*WRITTEN PROBLEM*.
Copy only what runs from the line containing "Output a JSON" through the end of the material below, line for line, with both ends included.

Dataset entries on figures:
======

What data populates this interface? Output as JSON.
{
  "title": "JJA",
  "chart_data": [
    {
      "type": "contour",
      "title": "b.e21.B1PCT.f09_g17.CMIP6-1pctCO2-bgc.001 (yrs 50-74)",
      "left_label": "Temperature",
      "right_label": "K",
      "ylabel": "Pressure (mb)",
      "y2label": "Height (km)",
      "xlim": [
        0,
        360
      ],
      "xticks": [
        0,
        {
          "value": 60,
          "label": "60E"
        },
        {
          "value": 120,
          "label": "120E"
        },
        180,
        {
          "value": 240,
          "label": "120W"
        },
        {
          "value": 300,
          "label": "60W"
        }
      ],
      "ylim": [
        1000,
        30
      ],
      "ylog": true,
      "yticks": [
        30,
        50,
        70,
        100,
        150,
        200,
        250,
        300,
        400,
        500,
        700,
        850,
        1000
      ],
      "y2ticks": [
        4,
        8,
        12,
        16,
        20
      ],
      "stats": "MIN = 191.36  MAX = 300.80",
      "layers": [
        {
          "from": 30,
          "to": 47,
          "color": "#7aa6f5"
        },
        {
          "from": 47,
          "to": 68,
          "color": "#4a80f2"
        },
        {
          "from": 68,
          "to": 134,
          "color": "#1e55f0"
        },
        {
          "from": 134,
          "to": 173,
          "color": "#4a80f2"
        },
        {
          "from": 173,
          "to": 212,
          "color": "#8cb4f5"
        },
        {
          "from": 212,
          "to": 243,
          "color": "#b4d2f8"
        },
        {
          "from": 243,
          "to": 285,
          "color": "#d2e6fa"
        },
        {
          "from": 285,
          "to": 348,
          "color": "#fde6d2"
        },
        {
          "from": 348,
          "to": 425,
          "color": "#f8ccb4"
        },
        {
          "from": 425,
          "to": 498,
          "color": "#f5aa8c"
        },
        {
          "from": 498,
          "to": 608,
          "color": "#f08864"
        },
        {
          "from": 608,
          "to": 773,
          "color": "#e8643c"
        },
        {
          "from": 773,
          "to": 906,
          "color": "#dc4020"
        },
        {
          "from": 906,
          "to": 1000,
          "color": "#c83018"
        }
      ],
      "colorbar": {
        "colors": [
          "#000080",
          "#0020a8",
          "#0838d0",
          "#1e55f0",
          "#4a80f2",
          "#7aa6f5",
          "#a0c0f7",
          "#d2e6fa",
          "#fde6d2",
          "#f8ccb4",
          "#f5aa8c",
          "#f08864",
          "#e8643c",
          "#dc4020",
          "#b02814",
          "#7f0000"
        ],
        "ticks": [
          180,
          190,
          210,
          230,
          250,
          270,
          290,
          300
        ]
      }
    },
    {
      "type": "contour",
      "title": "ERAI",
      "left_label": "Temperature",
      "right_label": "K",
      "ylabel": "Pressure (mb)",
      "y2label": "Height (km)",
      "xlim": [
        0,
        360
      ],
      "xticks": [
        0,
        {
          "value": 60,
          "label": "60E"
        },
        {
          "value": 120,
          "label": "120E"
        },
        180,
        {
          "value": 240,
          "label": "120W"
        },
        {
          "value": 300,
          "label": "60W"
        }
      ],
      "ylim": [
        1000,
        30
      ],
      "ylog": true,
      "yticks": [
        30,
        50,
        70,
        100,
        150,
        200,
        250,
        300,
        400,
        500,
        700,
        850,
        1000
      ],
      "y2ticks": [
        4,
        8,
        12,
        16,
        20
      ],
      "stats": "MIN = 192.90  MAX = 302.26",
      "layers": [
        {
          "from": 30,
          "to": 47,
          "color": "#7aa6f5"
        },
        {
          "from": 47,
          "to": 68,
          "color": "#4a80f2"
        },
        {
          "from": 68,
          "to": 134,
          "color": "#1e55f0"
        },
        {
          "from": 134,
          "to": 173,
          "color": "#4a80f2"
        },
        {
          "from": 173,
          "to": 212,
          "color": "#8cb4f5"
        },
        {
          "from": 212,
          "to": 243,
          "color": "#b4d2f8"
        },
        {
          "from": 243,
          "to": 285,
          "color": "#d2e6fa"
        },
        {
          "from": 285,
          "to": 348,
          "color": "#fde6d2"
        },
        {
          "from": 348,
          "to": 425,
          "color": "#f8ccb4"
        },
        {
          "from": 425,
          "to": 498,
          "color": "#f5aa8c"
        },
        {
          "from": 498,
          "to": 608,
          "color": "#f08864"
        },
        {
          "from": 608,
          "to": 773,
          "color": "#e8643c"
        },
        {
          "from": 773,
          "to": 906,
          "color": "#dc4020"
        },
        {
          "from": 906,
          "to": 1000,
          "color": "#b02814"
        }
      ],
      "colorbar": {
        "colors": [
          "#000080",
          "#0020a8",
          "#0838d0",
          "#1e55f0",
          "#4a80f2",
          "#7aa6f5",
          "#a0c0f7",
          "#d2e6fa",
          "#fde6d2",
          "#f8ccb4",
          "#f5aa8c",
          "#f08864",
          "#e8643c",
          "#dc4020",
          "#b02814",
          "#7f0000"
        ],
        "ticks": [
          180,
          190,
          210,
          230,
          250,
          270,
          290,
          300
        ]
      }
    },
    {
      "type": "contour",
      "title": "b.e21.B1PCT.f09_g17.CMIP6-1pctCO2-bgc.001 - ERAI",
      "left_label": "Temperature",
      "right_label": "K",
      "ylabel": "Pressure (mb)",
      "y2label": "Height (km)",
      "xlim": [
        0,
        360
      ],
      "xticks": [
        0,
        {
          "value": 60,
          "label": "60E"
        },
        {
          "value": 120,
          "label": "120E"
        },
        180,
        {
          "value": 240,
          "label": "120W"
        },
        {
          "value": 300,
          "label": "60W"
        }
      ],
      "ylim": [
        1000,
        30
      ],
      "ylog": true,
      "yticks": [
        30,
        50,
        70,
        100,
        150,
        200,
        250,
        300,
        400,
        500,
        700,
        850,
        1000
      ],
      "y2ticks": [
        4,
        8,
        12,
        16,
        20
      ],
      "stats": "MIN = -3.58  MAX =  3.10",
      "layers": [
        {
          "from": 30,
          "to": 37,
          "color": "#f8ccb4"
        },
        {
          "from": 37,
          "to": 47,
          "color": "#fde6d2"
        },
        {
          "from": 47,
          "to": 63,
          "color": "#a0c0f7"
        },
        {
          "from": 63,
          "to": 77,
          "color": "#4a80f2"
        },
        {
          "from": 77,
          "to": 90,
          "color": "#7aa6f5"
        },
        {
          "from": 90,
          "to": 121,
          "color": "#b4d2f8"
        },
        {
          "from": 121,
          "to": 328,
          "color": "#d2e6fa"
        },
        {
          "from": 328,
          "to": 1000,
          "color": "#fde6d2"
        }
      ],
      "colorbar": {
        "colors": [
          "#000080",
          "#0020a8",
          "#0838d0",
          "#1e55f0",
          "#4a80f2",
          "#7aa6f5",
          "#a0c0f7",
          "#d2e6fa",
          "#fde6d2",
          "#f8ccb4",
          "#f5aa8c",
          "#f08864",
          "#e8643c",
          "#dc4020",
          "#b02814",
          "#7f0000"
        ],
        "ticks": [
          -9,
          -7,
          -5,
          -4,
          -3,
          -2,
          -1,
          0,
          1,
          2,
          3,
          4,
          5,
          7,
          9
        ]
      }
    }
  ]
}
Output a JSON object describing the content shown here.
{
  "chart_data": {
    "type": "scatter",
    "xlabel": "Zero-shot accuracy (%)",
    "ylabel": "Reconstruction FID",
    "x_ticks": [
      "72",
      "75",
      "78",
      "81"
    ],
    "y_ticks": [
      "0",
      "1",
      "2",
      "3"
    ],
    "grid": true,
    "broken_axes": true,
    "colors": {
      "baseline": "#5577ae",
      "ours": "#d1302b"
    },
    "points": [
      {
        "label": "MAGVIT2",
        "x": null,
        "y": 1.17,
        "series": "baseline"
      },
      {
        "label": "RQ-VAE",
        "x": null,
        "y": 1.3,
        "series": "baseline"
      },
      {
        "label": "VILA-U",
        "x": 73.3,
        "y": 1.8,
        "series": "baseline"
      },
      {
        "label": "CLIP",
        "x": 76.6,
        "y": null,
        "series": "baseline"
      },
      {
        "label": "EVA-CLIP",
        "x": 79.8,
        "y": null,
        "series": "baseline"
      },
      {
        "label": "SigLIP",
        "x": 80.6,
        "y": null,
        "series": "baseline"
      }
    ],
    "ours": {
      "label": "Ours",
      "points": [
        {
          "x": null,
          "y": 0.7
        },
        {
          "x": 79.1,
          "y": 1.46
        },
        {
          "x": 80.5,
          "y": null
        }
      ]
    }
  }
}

======

*EXERCISE ANSWER*.
Output a JSON object describing the content shown here.
{
  "chart_data": {
    "type": "scatter",
    "xlabel": "Zero-shot accuracy (%)",
    "ylabel": "Reconstruction FID",
    "x_ticks": [
      "72",
      "75",
      "78",
      "81"
    ],
    "y_ticks": [
      "0",
      "1",
      "2",
      "3"
    ],
    "grid": true,
    "broken_axes": true,
    "colors": {
      "baseline": "#5577ae",
      "ours": "#d1302b"
    },
    "points": [
      {
        "label": "MAGVIT2",
        "x": null,
        "y": 1.17,
        "series": "baseline"
      },
      {
        "label": "RQ-VAE",
        "x": null,
        "y": 1.3,
        "series": "baseline"
      },
      {
        "label": "VILA-U",
        "x": 73.3,
        "y": 1.8,
        "series": "baseline"
      },
      {
        "label": "CLIP",
        "x": 76.6,
        "y": null,
        "series": "baseline"
      },
      {
        "label": "EVA-CLIP",
        "x": 79.8,
        "y": null,
        "series": "baseline"
      },
      {
        "label": "SigLIP",
        "x": 80.6,
        "y": null,
        "series": "baseline"
      }
    ],
    "ours": {
      "label": "Ours",
      "points": [
        {
          "x": null,
          "y": 0.7
        },
        {
          "x": 79.1,
          "y": 1.46
        },
        {
          "x": 80.5,
          "y": null
        }
      ]
    }
  }
}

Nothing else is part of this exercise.